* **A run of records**

========================

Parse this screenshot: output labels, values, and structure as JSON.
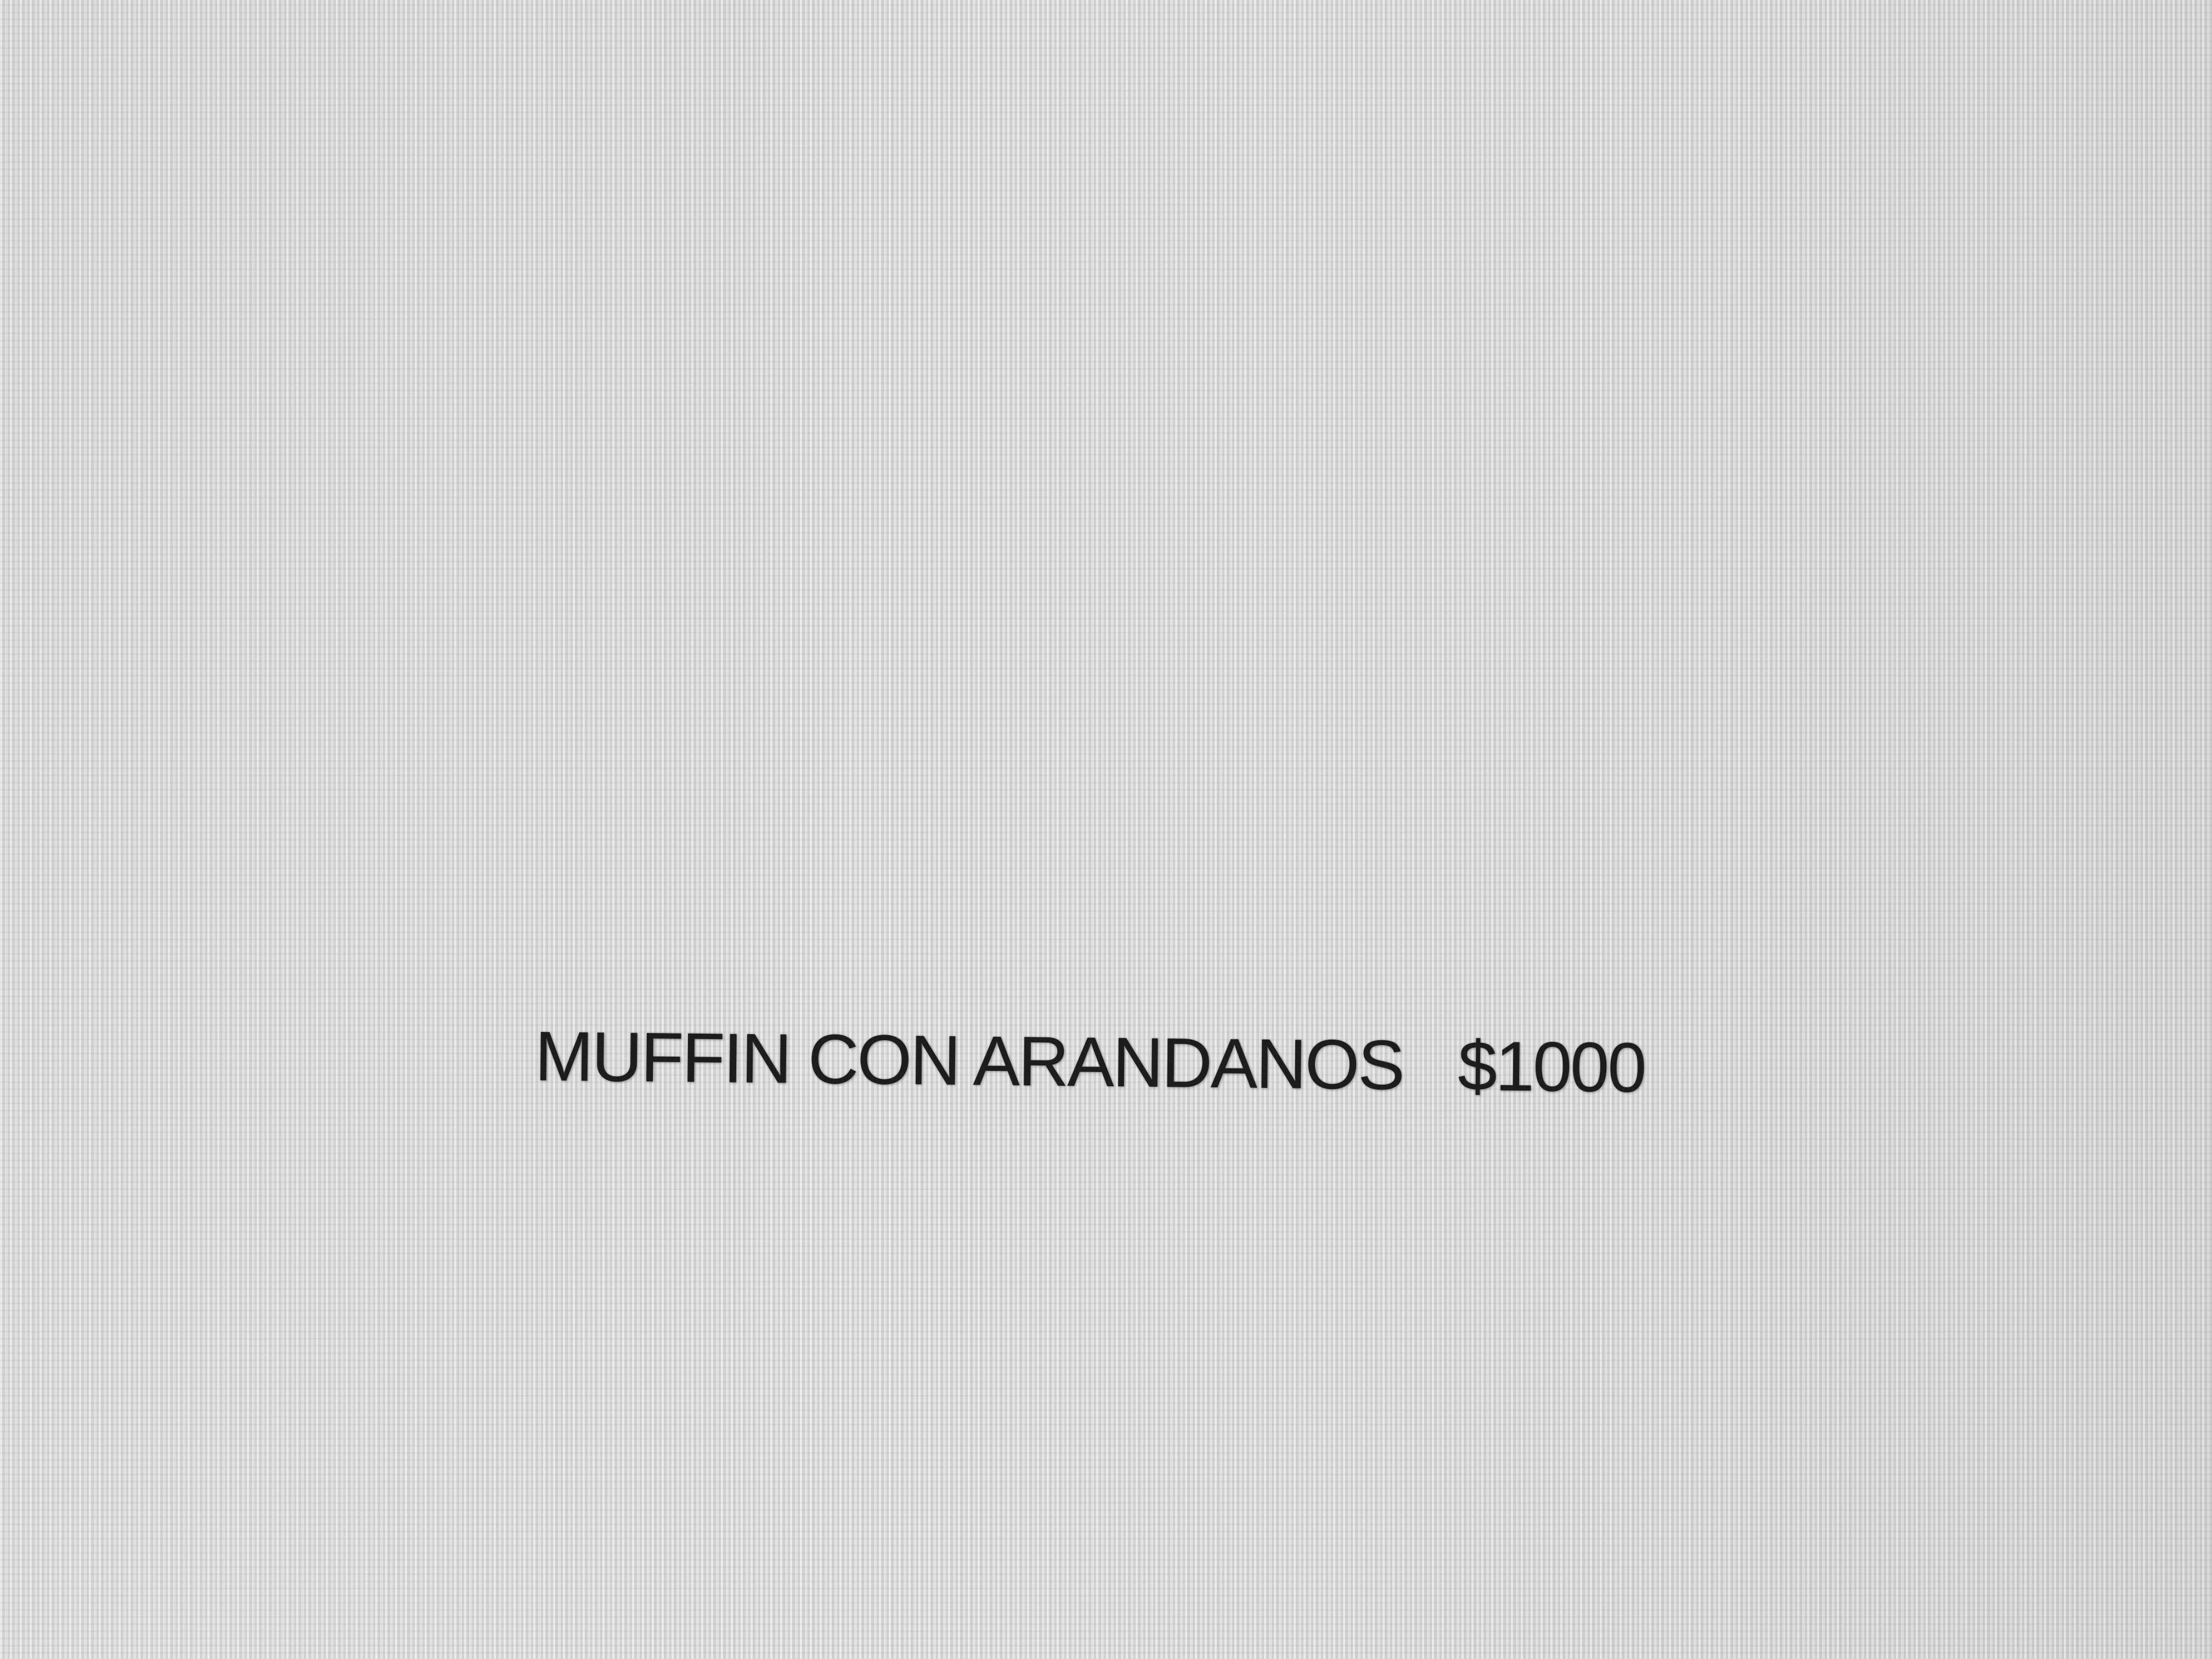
{
  "menu_item": {
    "name": "MUFFIN CON ARANDANOS",
    "price": "$1000"
  }
}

========================

* **Task brief**
Exactly reproduce the entries above, minus the pictures.

* **Answer to the task**
Parse this screenshot: output labels, values, and structure as JSON.
{
  "menu_item": {
    "name": "MUFFIN CON ARANDANOS",
    "price": "$1000"
  }
}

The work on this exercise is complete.